Find the line that contains "Serialize everything readable" in the entries below. Output it and each later line exactly, and nothing else.

══ The input ══

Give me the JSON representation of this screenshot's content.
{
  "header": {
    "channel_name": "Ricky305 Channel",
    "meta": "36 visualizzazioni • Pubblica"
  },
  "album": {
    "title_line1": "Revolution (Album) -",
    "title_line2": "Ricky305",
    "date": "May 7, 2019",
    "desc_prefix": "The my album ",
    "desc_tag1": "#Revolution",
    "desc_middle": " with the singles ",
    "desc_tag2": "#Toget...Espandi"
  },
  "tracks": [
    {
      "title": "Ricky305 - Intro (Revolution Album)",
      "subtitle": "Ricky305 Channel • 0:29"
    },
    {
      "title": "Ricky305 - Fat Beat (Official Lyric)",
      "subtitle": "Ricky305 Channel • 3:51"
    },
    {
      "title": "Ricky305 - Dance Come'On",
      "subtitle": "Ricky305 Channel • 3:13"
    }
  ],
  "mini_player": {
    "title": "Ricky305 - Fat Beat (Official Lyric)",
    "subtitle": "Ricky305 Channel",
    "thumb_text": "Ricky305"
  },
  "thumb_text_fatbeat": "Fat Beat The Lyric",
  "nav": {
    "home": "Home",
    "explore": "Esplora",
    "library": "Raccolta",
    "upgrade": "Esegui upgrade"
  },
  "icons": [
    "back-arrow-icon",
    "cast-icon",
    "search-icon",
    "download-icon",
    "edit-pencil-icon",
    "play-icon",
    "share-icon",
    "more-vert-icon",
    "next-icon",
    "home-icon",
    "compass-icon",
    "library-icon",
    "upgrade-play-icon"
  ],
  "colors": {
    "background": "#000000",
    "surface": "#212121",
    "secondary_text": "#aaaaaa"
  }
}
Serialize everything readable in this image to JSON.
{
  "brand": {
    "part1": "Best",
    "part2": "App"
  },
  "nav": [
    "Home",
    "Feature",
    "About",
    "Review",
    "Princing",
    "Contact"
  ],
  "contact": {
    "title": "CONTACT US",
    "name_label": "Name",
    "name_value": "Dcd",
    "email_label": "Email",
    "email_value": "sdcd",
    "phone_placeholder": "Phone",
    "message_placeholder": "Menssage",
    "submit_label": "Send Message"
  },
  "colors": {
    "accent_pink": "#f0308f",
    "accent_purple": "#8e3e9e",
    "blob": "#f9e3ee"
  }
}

═══

Exercise response
Serialize everything readable in this image to JSON.
{
  "brand": {
    "part1": "Best",
    "part2": "App"
  },
  "nav": [
    "Home",
    "Feature",
    "About",
    "Review",
    "Princing",
    "Contact"
  ],
  "contact": {
    "title": "CONTACT US",
    "name_label": "Name",
    "name_value": "Dcd",
    "email_label": "Email",
    "email_value": "sdcd",
    "phone_placeholder": "Phone",
    "message_placeholder": "Menssage",
    "submit_label": "Send Message"
  },
  "colors": {
    "accent_pink": "#f0308f",
    "accent_purple": "#8e3e9e",
    "blob": "#f9e3ee"
  }
}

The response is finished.